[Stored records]
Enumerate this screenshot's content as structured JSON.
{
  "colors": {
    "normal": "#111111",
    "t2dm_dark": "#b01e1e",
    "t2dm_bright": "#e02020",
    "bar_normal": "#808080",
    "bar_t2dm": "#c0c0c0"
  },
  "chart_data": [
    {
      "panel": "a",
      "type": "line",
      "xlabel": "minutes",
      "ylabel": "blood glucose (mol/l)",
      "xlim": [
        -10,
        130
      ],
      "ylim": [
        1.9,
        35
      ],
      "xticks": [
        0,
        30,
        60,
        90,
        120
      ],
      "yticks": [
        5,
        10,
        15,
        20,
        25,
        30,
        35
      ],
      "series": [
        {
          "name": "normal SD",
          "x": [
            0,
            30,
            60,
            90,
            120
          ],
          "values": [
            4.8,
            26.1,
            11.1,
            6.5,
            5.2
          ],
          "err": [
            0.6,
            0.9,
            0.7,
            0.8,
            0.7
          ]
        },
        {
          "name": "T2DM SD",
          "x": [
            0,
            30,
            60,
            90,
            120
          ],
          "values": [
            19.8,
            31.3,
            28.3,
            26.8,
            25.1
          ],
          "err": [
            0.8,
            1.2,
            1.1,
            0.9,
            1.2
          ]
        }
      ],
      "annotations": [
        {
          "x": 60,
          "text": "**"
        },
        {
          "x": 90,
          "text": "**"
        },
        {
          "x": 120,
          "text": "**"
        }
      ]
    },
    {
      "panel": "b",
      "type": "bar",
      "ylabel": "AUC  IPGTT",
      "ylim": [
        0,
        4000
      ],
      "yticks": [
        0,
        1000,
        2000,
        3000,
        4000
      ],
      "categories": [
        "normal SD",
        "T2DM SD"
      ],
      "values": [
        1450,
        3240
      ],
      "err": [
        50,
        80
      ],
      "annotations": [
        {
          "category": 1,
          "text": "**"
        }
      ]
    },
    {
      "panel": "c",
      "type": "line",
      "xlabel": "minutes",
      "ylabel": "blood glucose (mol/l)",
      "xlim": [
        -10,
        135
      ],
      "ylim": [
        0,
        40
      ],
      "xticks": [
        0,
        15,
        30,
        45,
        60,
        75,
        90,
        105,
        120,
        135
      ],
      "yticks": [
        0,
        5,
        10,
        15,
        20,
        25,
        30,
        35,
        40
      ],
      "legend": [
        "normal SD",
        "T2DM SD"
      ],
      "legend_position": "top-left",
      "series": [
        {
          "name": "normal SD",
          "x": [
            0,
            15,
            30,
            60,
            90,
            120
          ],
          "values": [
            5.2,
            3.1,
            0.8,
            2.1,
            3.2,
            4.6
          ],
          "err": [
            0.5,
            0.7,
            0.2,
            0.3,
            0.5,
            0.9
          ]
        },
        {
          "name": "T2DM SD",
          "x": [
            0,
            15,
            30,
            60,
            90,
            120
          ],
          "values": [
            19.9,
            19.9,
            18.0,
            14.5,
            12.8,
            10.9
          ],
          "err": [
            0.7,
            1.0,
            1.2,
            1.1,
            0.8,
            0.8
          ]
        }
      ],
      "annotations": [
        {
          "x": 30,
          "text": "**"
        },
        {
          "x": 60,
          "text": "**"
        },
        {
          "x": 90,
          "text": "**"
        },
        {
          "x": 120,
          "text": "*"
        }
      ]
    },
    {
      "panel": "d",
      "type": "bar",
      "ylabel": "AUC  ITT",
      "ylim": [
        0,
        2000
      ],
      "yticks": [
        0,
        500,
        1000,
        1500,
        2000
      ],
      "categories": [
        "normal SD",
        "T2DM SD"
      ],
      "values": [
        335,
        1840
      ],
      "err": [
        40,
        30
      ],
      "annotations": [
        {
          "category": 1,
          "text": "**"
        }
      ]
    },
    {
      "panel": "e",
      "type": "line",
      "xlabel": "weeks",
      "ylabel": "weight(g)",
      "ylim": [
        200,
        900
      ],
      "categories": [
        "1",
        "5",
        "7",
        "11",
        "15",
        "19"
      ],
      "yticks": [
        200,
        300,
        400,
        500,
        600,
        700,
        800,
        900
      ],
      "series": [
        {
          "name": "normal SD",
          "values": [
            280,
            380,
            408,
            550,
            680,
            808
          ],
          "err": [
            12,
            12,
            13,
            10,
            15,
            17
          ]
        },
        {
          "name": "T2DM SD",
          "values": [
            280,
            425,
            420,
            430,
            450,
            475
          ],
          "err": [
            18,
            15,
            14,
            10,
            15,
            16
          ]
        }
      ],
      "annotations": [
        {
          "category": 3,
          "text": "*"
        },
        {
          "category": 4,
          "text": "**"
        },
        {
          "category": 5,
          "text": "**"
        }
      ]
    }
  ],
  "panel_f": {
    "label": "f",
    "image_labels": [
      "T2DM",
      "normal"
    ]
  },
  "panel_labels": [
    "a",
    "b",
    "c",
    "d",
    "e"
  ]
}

Written instruction
Write out every entry word for word.

Output of the exercise
Enumerate this screenshot's content as structured JSON.
{
  "colors": {
    "normal": "#111111",
    "t2dm_dark": "#b01e1e",
    "t2dm_bright": "#e02020",
    "bar_normal": "#808080",
    "bar_t2dm": "#c0c0c0"
  },
  "chart_data": [
    {
      "panel": "a",
      "type": "line",
      "xlabel": "minutes",
      "ylabel": "blood glucose (mol/l)",
      "xlim": [
        -10,
        130
      ],
      "ylim": [
        1.9,
        35
      ],
      "xticks": [
        0,
        30,
        60,
        90,
        120
      ],
      "yticks": [
        5,
        10,
        15,
        20,
        25,
        30,
        35
      ],
      "series": [
        {
          "name": "normal SD",
          "x": [
            0,
            30,
            60,
            90,
            120
          ],
          "values": [
            4.8,
            26.1,
            11.1,
            6.5,
            5.2
          ],
          "err": [
            0.6,
            0.9,
            0.7,
            0.8,
            0.7
          ]
        },
        {
          "name": "T2DM SD",
          "x": [
            0,
            30,
            60,
            90,
            120
          ],
          "values": [
            19.8,
            31.3,
            28.3,
            26.8,
            25.1
          ],
          "err": [
            0.8,
            1.2,
            1.1,
            0.9,
            1.2
          ]
        }
      ],
      "annotations": [
        {
          "x": 60,
          "text": "**"
        },
        {
          "x": 90,
          "text": "**"
        },
        {
          "x": 120,
          "text": "**"
        }
      ]
    },
    {
      "panel": "b",
      "type": "bar",
      "ylabel": "AUC  IPGTT",
      "ylim": [
        0,
        4000
      ],
      "yticks": [
        0,
        1000,
        2000,
        3000,
        4000
      ],
      "categories": [
        "normal SD",
        "T2DM SD"
      ],
      "values": [
        1450,
        3240
      ],
      "err": [
        50,
        80
      ],
      "annotations": [
        {
          "category": 1,
          "text": "**"
        }
      ]
    },
    {
      "panel": "c",
      "type": "line",
      "xlabel": "minutes",
      "ylabel": "blood glucose (mol/l)",
      "xlim": [
        -10,
        135
      ],
      "ylim": [
        0,
        40
      ],
      "xticks": [
        0,
        15,
        30,
        45,
        60,
        75,
        90,
        105,
        120,
        135
      ],
      "yticks": [
        0,
        5,
        10,
        15,
        20,
        25,
        30,
        35,
        40
      ],
      "legend": [
        "normal SD",
        "T2DM SD"
      ],
      "legend_position": "top-left",
      "series": [
        {
          "name": "normal SD",
          "x": [
            0,
            15,
            30,
            60,
            90,
            120
          ],
          "values": [
            5.2,
            3.1,
            0.8,
            2.1,
            3.2,
            4.6
          ],
          "err": [
            0.5,
            0.7,
            0.2,
            0.3,
            0.5,
            0.9
          ]
        },
        {
          "name": "T2DM SD",
          "x": [
            0,
            15,
            30,
            60,
            90,
            120
          ],
          "values": [
            19.9,
            19.9,
            18.0,
            14.5,
            12.8,
            10.9
          ],
          "err": [
            0.7,
            1.0,
            1.2,
            1.1,
            0.8,
            0.8
          ]
        }
      ],
      "annotations": [
        {
          "x": 30,
          "text": "**"
        },
        {
          "x": 60,
          "text": "**"
        },
        {
          "x": 90,
          "text": "**"
        },
        {
          "x": 120,
          "text": "*"
        }
      ]
    },
    {
      "panel": "d",
      "type": "bar",
      "ylabel": "AUC  ITT",
      "ylim": [
        0,
        2000
      ],
      "yticks": [
        0,
        500,
        1000,
        1500,
        2000
      ],
      "categories": [
        "normal SD",
        "T2DM SD"
      ],
      "values": [
        335,
        1840
      ],
      "err": [
        40,
        30
      ],
      "annotations": [
        {
          "category": 1,
          "text": "**"
        }
      ]
    },
    {
      "panel": "e",
      "type": "line",
      "xlabel": "weeks",
      "ylabel": "weight(g)",
      "ylim": [
        200,
        900
      ],
      "categories": [
        "1",
        "5",
        "7",
        "11",
        "15",
        "19"
      ],
      "yticks": [
        200,
        300,
        400,
        500,
        600,
        700,
        800,
        900
      ],
      "series": [
        {
          "name": "normal SD",
          "values": [
            280,
            380,
            408,
            550,
            680,
            808
          ],
          "err": [
            12,
            12,
            13,
            10,
            15,
            17
          ]
        },
        {
          "name": "T2DM SD",
          "values": [
            280,
            425,
            420,
            430,
            450,
            475
          ],
          "err": [
            18,
            15,
            14,
            10,
            15,
            16
          ]
        }
      ],
      "annotations": [
        {
          "category": 3,
          "text": "*"
        },
        {
          "category": 4,
          "text": "**"
        },
        {
          "category": 5,
          "text": "**"
        }
      ]
    }
  ],
  "panel_f": {
    "label": "f",
    "image_labels": [
      "T2DM",
      "normal"
    ]
  },
  "panel_labels": [
    "a",
    "b",
    "c",
    "d",
    "e"
  ]
}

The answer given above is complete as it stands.